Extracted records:

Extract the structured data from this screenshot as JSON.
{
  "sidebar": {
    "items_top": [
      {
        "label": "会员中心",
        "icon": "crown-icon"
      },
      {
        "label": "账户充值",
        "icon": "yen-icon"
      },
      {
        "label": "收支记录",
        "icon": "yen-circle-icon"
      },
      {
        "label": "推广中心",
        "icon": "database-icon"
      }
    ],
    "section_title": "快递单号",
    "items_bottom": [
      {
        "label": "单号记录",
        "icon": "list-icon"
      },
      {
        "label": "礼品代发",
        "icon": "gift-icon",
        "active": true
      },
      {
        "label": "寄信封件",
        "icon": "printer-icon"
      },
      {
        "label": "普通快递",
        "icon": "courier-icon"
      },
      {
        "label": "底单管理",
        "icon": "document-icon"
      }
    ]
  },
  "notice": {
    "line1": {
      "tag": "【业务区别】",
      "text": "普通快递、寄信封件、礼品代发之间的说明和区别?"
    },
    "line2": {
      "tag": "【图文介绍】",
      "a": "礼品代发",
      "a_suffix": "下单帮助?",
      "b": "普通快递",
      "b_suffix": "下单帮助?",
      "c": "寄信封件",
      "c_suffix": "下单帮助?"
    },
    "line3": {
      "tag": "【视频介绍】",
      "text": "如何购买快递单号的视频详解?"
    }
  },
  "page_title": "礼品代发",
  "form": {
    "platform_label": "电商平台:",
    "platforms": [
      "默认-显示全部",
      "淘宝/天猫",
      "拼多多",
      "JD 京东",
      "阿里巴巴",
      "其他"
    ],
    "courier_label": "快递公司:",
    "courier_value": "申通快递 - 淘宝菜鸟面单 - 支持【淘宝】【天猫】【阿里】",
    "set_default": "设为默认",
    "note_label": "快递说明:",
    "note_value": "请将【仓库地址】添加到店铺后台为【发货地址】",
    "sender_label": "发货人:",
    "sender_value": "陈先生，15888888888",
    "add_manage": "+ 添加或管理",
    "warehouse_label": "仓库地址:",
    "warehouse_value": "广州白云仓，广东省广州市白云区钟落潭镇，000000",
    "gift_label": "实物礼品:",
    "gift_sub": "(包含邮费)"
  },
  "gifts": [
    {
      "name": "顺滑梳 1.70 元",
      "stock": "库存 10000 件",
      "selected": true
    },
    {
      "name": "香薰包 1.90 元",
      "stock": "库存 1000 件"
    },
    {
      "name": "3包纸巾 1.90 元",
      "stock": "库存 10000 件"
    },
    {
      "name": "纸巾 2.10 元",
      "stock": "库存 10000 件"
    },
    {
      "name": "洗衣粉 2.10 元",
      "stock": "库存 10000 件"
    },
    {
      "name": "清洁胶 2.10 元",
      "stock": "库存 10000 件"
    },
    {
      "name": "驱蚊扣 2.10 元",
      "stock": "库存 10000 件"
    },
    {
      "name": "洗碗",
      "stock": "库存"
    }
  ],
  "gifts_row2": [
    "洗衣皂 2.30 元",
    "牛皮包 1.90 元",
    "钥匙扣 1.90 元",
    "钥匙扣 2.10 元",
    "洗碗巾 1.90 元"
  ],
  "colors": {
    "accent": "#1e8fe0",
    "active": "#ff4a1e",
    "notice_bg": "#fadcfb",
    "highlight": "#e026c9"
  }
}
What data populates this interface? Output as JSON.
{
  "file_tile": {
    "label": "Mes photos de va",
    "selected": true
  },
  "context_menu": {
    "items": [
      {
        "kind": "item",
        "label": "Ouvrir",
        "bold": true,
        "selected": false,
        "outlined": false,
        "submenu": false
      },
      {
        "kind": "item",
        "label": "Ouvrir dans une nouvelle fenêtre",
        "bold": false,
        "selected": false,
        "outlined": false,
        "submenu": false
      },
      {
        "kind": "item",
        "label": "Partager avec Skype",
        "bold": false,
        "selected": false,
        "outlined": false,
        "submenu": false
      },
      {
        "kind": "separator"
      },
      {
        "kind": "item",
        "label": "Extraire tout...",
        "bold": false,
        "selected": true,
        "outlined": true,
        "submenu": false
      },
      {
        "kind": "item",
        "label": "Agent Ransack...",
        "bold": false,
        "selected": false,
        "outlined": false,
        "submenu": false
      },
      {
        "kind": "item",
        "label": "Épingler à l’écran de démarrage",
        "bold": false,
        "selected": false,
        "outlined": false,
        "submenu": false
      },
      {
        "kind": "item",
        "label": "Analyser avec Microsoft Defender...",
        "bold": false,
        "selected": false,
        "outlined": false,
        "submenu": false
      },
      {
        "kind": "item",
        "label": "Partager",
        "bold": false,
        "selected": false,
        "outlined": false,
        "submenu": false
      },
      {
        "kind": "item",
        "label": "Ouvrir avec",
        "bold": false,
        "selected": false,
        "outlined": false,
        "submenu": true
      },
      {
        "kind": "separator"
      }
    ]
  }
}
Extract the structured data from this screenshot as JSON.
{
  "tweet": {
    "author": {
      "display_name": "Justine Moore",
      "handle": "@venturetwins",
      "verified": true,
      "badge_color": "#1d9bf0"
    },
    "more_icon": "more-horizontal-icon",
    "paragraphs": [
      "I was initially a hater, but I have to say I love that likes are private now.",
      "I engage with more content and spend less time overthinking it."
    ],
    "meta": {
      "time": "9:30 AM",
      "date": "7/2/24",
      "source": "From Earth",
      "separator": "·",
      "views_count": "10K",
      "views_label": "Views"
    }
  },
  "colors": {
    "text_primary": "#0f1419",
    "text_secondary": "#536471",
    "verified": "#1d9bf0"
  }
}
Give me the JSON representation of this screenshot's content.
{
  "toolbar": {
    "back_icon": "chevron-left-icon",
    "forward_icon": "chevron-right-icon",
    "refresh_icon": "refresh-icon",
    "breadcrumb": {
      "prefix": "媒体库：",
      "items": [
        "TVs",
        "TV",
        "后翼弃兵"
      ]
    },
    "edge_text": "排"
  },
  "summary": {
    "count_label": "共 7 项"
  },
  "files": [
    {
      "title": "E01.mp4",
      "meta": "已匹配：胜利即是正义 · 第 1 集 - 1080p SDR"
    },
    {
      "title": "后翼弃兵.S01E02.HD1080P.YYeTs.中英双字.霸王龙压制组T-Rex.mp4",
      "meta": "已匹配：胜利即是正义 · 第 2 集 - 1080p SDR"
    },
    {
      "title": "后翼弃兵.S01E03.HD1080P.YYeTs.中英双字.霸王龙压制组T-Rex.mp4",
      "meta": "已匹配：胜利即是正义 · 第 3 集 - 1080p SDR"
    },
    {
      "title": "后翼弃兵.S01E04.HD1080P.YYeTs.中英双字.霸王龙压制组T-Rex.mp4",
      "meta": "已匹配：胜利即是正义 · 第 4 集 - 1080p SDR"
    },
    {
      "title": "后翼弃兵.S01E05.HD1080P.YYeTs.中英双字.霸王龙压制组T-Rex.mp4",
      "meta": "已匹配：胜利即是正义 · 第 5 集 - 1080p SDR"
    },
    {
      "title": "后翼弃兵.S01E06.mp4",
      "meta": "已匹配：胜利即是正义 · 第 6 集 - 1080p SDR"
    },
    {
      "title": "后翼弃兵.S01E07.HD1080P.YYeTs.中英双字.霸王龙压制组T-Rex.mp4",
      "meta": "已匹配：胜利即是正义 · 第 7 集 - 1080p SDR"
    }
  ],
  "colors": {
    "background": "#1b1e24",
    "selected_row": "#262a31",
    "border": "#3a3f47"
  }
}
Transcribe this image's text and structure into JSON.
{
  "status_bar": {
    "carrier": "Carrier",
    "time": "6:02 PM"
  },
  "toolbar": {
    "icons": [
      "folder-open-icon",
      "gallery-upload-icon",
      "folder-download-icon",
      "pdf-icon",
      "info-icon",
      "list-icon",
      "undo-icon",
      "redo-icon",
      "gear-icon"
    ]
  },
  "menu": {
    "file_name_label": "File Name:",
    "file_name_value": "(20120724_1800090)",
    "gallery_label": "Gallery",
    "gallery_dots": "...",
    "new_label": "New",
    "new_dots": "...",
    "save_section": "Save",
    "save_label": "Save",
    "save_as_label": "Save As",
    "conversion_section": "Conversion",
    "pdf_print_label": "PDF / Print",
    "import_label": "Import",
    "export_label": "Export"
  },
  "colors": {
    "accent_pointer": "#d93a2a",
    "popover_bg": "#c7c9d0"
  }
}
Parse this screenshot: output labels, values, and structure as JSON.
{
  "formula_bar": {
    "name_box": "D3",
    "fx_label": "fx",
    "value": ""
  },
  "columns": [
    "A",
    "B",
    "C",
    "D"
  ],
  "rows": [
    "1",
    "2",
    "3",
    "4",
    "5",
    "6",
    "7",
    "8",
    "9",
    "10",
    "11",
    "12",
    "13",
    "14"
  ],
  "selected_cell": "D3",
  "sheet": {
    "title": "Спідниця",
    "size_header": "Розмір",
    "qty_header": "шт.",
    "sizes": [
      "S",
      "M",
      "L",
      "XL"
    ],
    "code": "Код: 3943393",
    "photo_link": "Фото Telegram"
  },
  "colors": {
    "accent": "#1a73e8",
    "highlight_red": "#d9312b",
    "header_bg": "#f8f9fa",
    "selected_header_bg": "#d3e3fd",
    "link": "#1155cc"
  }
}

TASK GOAL: Extract from the data every line where "true" shows up.

SOLUTION:
        "active": true
      "selected": true
    "selected": true
        "bold": true,
        "selected": true,
        "outlined": true,
        "submenu": true
      "verified": true,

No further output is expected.